**DATA PROVIDED:**
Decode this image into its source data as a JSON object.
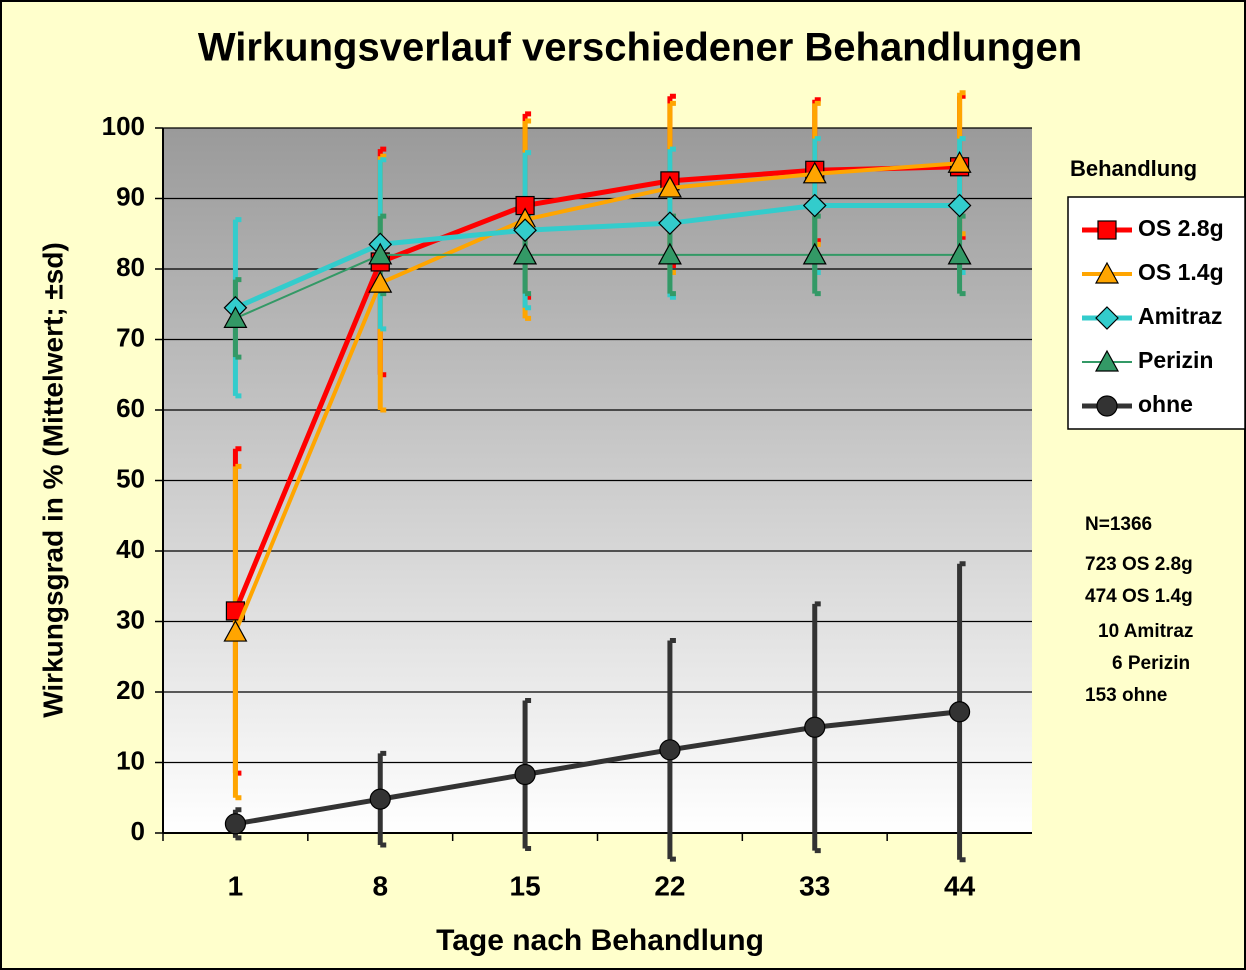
{
  "chart_data": {
    "type": "line",
    "title": "Wirkungsverlauf verschiedener Behandlungen",
    "x_label": "Tage nach Behandlung",
    "y_label": "Wirkungsgrad in % (Mittelwert; ±sd)",
    "categories": [
      "1",
      "8",
      "15",
      "22",
      "33",
      "44"
    ],
    "ylim": [
      0,
      100
    ],
    "yticks": [
      0,
      10,
      20,
      30,
      40,
      50,
      60,
      70,
      80,
      90,
      100
    ],
    "grid": true,
    "legend_title": "Behandlung",
    "legend_position": "right",
    "series": [
      {
        "name": "OS 2.8g",
        "color": "#ff0000",
        "marker": "square",
        "values": [
          31.5,
          81,
          89,
          92.5,
          94,
          94.5
        ],
        "errors": [
          23,
          16,
          13,
          12,
          10,
          10
        ]
      },
      {
        "name": "OS 1.4g",
        "color": "#ffa500",
        "marker": "triangle",
        "values": [
          28.5,
          78,
          87,
          91.5,
          93.5,
          95
        ],
        "errors": [
          23.5,
          18,
          14,
          12,
          10,
          10
        ]
      },
      {
        "name": "Amitraz",
        "color": "#33cccc",
        "marker": "diamond",
        "values": [
          74.5,
          83.5,
          85.5,
          86.5,
          89,
          89
        ],
        "errors": [
          12.5,
          12,
          11,
          10.5,
          9.5,
          9.5
        ]
      },
      {
        "name": "Perizin",
        "color": "#339966",
        "marker": "triangle",
        "values": [
          73,
          82,
          82,
          82,
          82,
          82
        ],
        "errors": [
          5.5,
          5.5,
          5.5,
          5.5,
          5.5,
          5.5
        ]
      },
      {
        "name": "ohne",
        "color": "#333333",
        "marker": "circle",
        "values": [
          1.3,
          4.8,
          8.3,
          11.8,
          15,
          17.2
        ],
        "errors": [
          2,
          6.5,
          10.5,
          15.5,
          17.5,
          21
        ]
      }
    ],
    "notes": [
      "N=1366",
      "723 OS 2.8g",
      "474 OS 1.4g",
      "10 Amitraz",
      "6 Perizin",
      "153 ohne"
    ]
  }
}
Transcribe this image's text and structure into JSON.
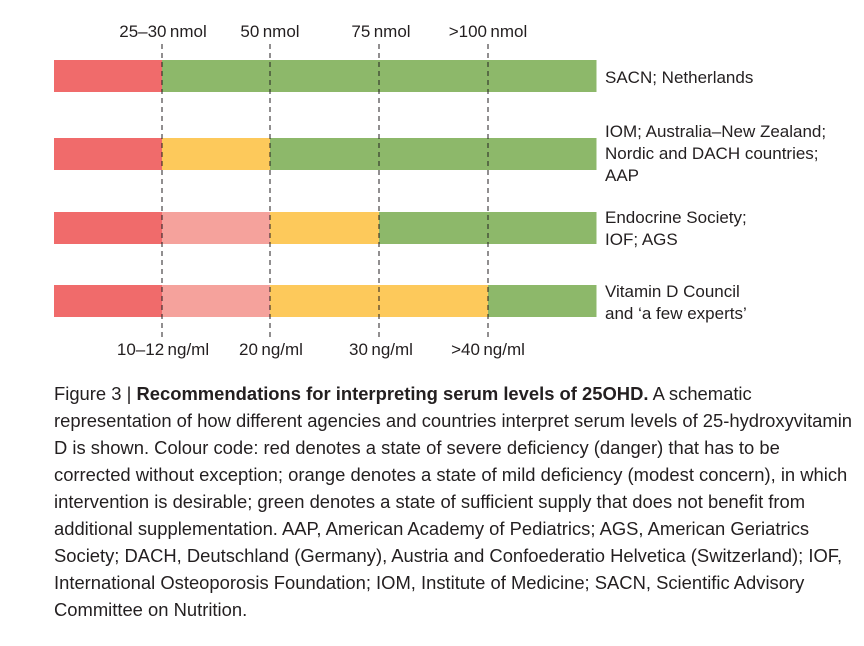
{
  "colors": {
    "red": "#f06b6b",
    "light_red": "#f5a29c",
    "orange": "#fdc95b",
    "green": "#8db86a",
    "text": "#231f20"
  },
  "top_labels": [
    "25–30 nmol",
    "50 nmol",
    "75 nmol",
    ">100 nmol"
  ],
  "bottom_labels": [
    "10–12 ng/ml",
    "20 ng/ml",
    "30 ng/ml",
    ">40 ng/ml"
  ],
  "rows": [
    {
      "segments": [
        "red",
        "green",
        "green",
        "green",
        "green"
      ],
      "label_lines": [
        "SACN; Netherlands"
      ]
    },
    {
      "segments": [
        "red",
        "orange",
        "green",
        "green",
        "green"
      ],
      "label_lines": [
        "IOM; Australia–New Zealand;",
        "Nordic and DACH countries;",
        "AAP"
      ]
    },
    {
      "segments": [
        "red",
        "light_red",
        "orange",
        "green",
        "green"
      ],
      "label_lines": [
        "Endocrine Society;",
        "IOF; AGS"
      ]
    },
    {
      "segments": [
        "red",
        "light_red",
        "orange",
        "orange",
        "green"
      ],
      "label_lines": [
        "Vitamin D Council",
        "and ‘a few experts’"
      ]
    }
  ],
  "caption": {
    "figure_number": "Figure 3 | ",
    "title": "Recommendations for interpreting serum levels of 25OHD.",
    "body": " A schematic representation of how different agencies and countries interpret serum levels of 25-hydroxyvitamin D is shown. Colour code: red denotes a state of severe deficiency (danger) that has to be corrected without exception; orange denotes a state of mild deficiency (modest concern), in which intervention is desirable; green denotes a state of sufficient supply that does not benefit from additional supplementation. AAP, American Academy of Pediatrics; AGS, American Geriatrics Society; DACH, Deutschland (Germany), Austria and Confoederatio Helvetica (Switzerland); IOF, International Osteoporosis Foundation; IOM, Institute of Medicine; SACN, Scientific Advisory Committee on Nutrition."
  }
}
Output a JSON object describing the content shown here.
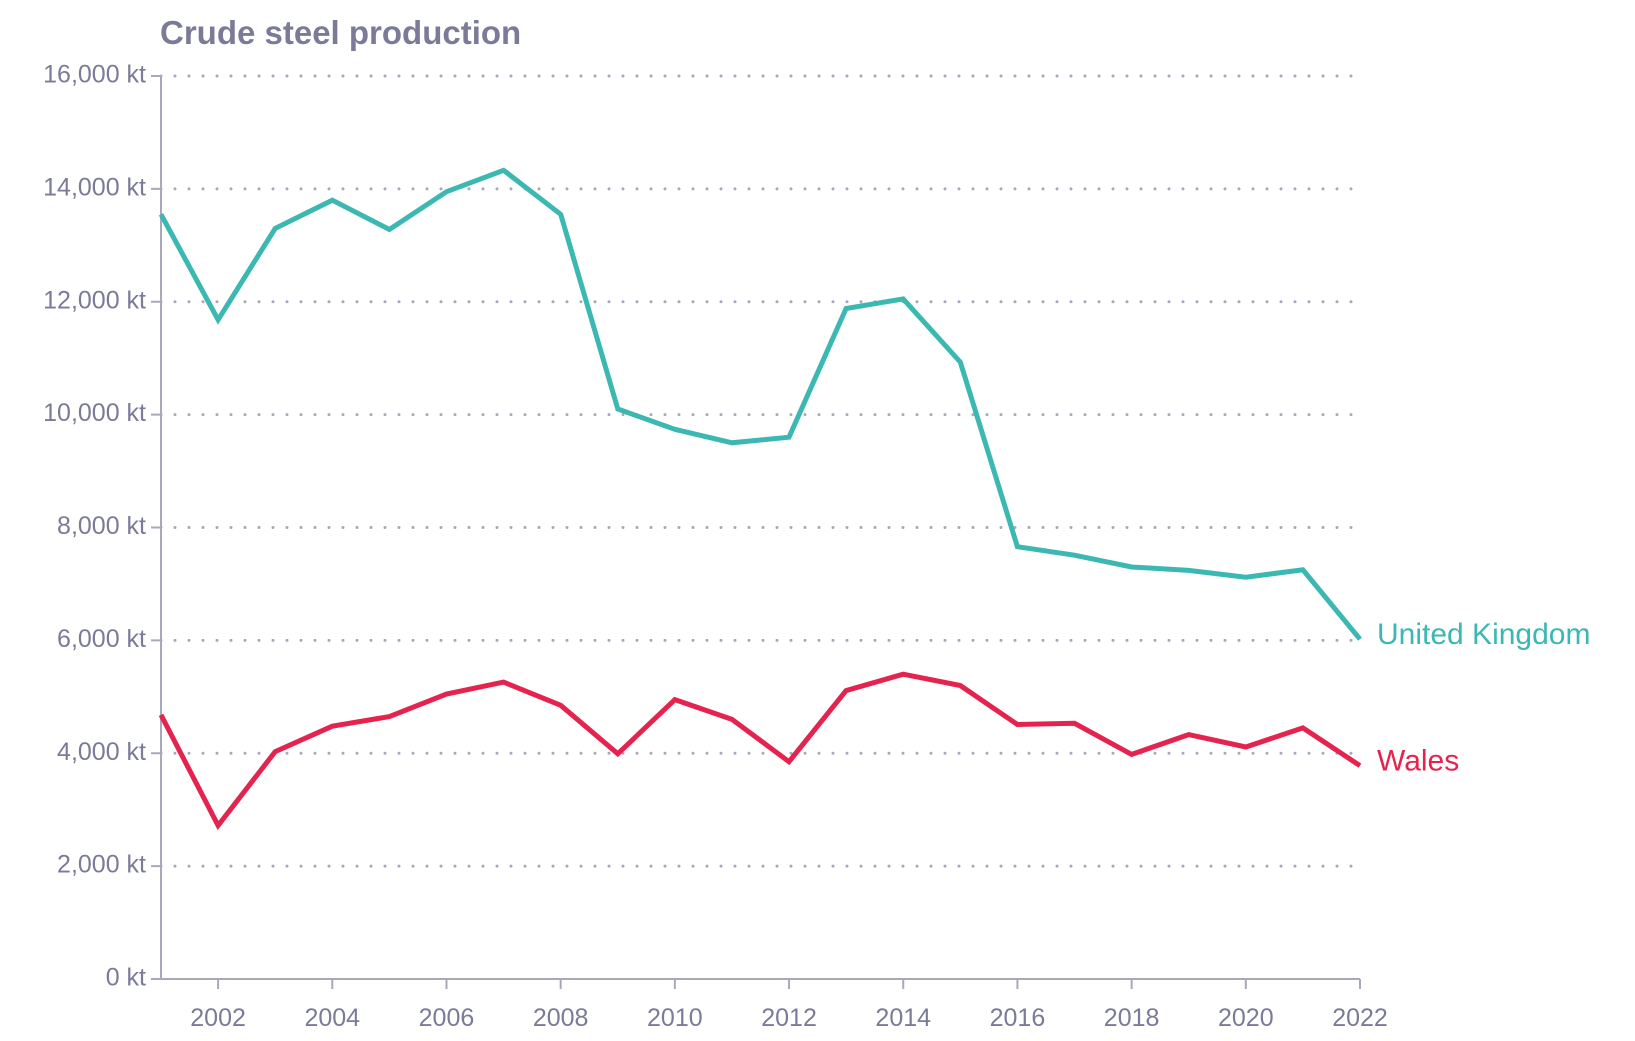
{
  "chart_data": {
    "type": "line",
    "title": "Crude steel production",
    "xlabel": "",
    "ylabel": "",
    "y_unit": "kt",
    "ylim": [
      0,
      16000
    ],
    "xlim": [
      2001,
      2022
    ],
    "yticks": [
      "0 kt",
      "2,000 kt",
      "4,000 kt",
      "6,000 kt",
      "8,000 kt",
      "10,000 kt",
      "12,000 kt",
      "14,000 kt",
      "16,000 kt"
    ],
    "xticks": [
      "2002",
      "2004",
      "2006",
      "2008",
      "2010",
      "2012",
      "2014",
      "2016",
      "2018",
      "2020",
      "2022"
    ],
    "grid": "horizontal dotted",
    "legend": "inline labels at line ends (right)",
    "x": [
      2001,
      2002,
      2003,
      2004,
      2005,
      2006,
      2007,
      2008,
      2009,
      2010,
      2011,
      2012,
      2013,
      2014,
      2015,
      2016,
      2017,
      2018,
      2019,
      2020,
      2021,
      2022
    ],
    "series": [
      {
        "name": "United Kingdom",
        "color": "#3bb8b2",
        "values": [
          13550,
          11680,
          13300,
          13800,
          13280,
          13950,
          14330,
          13550,
          10100,
          9740,
          9500,
          9600,
          11880,
          12050,
          10930,
          7660,
          7510,
          7300,
          7240,
          7120,
          7250,
          6020
        ]
      },
      {
        "name": "Wales",
        "color": "#e4234e",
        "values": [
          4680,
          2720,
          4030,
          4480,
          4650,
          5050,
          5260,
          4850,
          3990,
          4950,
          4600,
          3850,
          5110,
          5400,
          5200,
          4510,
          4530,
          3980,
          4330,
          4110,
          4450,
          3780
        ]
      }
    ]
  }
}
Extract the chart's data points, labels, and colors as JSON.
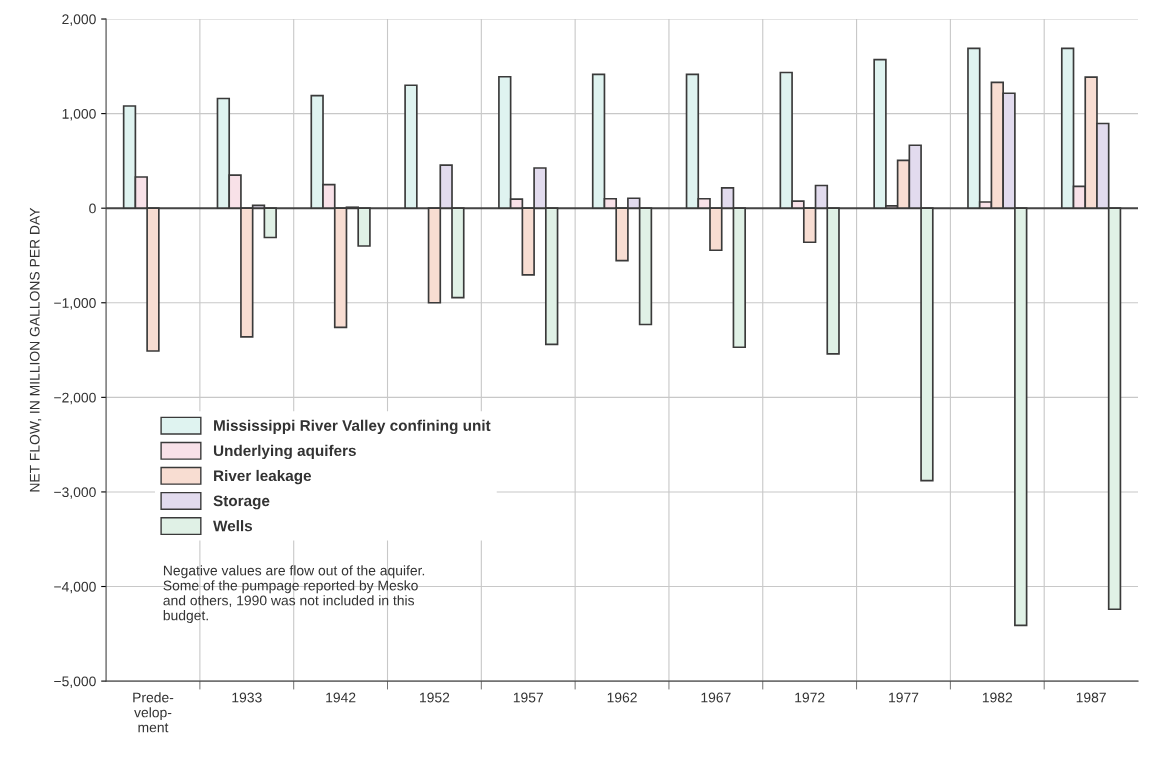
{
  "chart_data": {
    "type": "bar",
    "ylabel": "NET FLOW, IN MILLION GALLONS PER DAY",
    "categories": [
      "Prede-\nvelop-\nment",
      "1933",
      "1942",
      "1952",
      "1957",
      "1962",
      "1967",
      "1972",
      "1977",
      "1982",
      "1987"
    ],
    "series": [
      {
        "name": "Mississippi River Valley confining unit",
        "color": "#dff3f0",
        "values": [
          1080,
          1160,
          1190,
          1300,
          1390,
          1415,
          1415,
          1435,
          1570,
          1690,
          1690
        ]
      },
      {
        "name": "Underlying aquifers",
        "color": "#f8e1e8",
        "values": [
          330,
          350,
          250,
          null,
          95,
          100,
          100,
          75,
          25,
          65,
          230
        ]
      },
      {
        "name": "River leakage",
        "color": "#f8ddd2",
        "values": [
          -1510,
          -1360,
          -1260,
          -1000,
          -705,
          -555,
          -445,
          -360,
          505,
          1330,
          1385
        ]
      },
      {
        "name": "Storage",
        "color": "#e2dbee",
        "values": [
          null,
          30,
          10,
          455,
          425,
          105,
          215,
          240,
          665,
          1215,
          895
        ]
      },
      {
        "name": "Wells",
        "color": "#e0f1e6",
        "values": [
          null,
          -310,
          -400,
          -945,
          -1440,
          -1230,
          -1470,
          -1540,
          -2880,
          -4410,
          -4240
        ]
      }
    ],
    "ylim": [
      -5000,
      2000
    ],
    "yticks": [
      {
        "value": -5000,
        "label": "−5,000"
      },
      {
        "value": -4000,
        "label": "−4,000"
      },
      {
        "value": -3000,
        "label": "−3,000"
      },
      {
        "value": -2000,
        "label": "−2,000"
      },
      {
        "value": -1000,
        "label": "−1,000"
      },
      0,
      {
        "value": 1000,
        "label": "1,000"
      },
      {
        "value": 2000,
        "label": "2,000"
      }
    ],
    "ref_lines": [
      {
        "axis": "y",
        "value": 0,
        "color": "#444444"
      }
    ],
    "grid": true,
    "legend": "left",
    "annotations": [
      "Negative values are flow out of the aquifer.\nSome of the pumpage reported by Mesko\nand others, 1990 was not included in this\nbudget."
    ]
  }
}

**EXERCISE BRIEF:** Identify the lines in the entries above that contain "marker", then copy them out.

**WRITTEN REPLY:**
        "marker": "square",
        "marker": "triangle",
        "marker": "diamond",
        "marker": "triangle",
        "marker": "circle",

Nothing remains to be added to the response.